> _Task prompt_: Quote the credit agreement text word for word from "the rate of" to "0% to 0.75%.".

> _Text_:
___
Item 1.01 Entry into a Material Definitive Agreement.
Amended and Restated Credit Agreement
On March 11, 2020, Fox Factory Holding Corp., a Delaware corporation (the
"Company"), amended and restated its existing credit agreement (as amended and
restated, the "Amended and Restated Credit Agreement"), among the Company, Bank
of America, N.A., as Administrative Agent, Swingline Lender and L/C Issuer (the
"Agent"), and a group of lenders (collectively, the "Lenders"). The Amended and
Restated Credit Agreement, among other things, provides for revolving loans,
swing line loans and letters of credit up to an aggregate amount of $250 million
(the "Revolving Credit Facility") and a term loan in an aggregate amount of $400
million (the "Term Loan Facility"). Capitalized terms used but not defined
herein shall have the meanings ascribed to them in the Amended and Restated
Credit Agreement.
On the Closing Date, the Company borrowed a total of $400 million under the Term
Loan Facility, which was used, in part, to finance the Transactions, as further
described in Item 2.01 of this Current Report on Form 8-K, and for other general
corporate purposes. On the Closing Date, the Company borrowed $42 million under
the Revolving Credit Facility, which was used for general corporate purposes.
Future advances under the Revolving Credit Facility will be used to finance
working capital, capital expenditures and other general corporate purposes of
the Company.
The Term Loan Facility must be repaid in quarterly installments commencing on
the ending date of the second fiscal quarter of 2020 and continuing on the
ending date of each fiscal quarter thereafter until March 11, 2025, which is the
maturity date of the Term Loan Facility. To the extent not previously paid, all
then-outstanding amounts under the Revolving Credit Facility are due and payable
on the maturity date of the Revolving Credit Facility, which is also March 11,
2025.
The Amended and Restated Credit Agreement includes customary representations,
warranties, covenants and events of default. The Amended and Restated Credit
Agreement also requires the Company to maintain, as of the end of each fiscal
quarter (commencing with the fiscal quarter ending April 3, 2020), a leverage
ratio not to exceed 3.75 to 1.00, increasing to 4.00 to 1.00 after the
consummation of certain permitted acquisitions, and a fixed charge coverage
ratio of not less than 1.50 to 1.00.
The Company may borrow, prepay and re-borrow principal under the Revolving
Credit Facility from time to time during its term. Advances under the Revolving
Credit Facility can be either Eurodollar rate loans or base rate loans.
Eurodollar rate revolving loans bear interest on the outstanding principal
amount thereof for each interest period at a rate per annum equal to the London
Interbank Offered Rate plus a margin ranging from 1.00% to 1.75%. Base rate
revolving loans bear interest on the outstanding principal amount thereof at a
rate per annum equal to the highest of (i) Federal Funds rate plus 0.50%, (ii)
the rate of interest in effect for such day as publicly announced from time to
time by the Agent as its "prime rate", and (iii) Eurodollar rate plus 1.00%,
subject to the interest rate floors set forth therein, plus a margin ranging
from 0% to 0.75%.
___
> _Dataset records_:
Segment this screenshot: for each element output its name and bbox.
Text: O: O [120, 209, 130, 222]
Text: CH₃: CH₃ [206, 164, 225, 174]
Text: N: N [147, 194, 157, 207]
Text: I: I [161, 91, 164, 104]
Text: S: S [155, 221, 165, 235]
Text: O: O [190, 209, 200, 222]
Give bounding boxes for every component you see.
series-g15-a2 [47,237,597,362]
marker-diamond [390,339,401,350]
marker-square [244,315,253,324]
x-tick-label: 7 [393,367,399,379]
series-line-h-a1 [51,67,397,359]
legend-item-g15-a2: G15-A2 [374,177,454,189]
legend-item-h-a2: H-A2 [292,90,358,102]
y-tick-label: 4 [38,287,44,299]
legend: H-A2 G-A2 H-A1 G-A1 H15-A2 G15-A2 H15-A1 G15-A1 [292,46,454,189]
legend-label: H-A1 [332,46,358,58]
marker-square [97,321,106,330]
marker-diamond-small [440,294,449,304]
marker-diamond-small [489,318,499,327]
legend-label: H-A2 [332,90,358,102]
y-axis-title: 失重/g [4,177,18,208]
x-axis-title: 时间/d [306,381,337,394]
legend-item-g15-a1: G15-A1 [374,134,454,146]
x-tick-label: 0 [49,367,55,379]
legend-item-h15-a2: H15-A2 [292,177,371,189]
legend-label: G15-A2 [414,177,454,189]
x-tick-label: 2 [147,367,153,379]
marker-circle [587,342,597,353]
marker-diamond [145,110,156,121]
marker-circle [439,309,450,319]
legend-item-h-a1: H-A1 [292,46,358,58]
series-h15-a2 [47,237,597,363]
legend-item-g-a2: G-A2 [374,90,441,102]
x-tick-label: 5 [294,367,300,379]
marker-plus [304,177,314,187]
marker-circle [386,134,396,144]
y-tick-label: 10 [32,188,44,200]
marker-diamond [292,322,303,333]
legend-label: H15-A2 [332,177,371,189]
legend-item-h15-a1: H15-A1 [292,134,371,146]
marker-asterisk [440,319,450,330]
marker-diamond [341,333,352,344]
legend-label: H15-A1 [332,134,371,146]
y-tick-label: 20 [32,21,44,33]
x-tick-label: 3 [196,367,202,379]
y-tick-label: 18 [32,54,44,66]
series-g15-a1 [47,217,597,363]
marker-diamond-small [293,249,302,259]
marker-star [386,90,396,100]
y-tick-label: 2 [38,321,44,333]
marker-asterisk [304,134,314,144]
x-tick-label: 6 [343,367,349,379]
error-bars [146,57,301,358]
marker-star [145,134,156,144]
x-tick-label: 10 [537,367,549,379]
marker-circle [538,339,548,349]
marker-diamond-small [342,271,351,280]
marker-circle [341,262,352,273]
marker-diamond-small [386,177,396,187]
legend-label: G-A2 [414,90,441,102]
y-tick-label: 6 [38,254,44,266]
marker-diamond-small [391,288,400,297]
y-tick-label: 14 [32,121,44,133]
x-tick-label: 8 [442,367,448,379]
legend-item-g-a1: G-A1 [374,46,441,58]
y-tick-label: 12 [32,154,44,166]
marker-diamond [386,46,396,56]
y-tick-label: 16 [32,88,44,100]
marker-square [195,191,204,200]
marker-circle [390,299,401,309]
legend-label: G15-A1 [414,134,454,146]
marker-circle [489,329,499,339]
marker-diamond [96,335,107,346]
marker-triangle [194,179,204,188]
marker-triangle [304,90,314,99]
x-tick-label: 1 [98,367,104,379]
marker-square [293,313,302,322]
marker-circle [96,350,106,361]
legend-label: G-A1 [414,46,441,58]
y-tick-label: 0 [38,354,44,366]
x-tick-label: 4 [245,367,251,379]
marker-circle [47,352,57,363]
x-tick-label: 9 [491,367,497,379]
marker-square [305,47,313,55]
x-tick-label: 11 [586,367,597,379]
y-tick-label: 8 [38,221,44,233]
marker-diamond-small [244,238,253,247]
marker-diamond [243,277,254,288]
___
> _Correct output_:
the rate of interest in effect for such day as publicly announced from time to
time by the Agent as its "prime rate", and (iii) Eurodollar rate plus 1.00%,
subject to the interest rate floors set forth therein, plus a margin ranging
from 0% to 0.75%.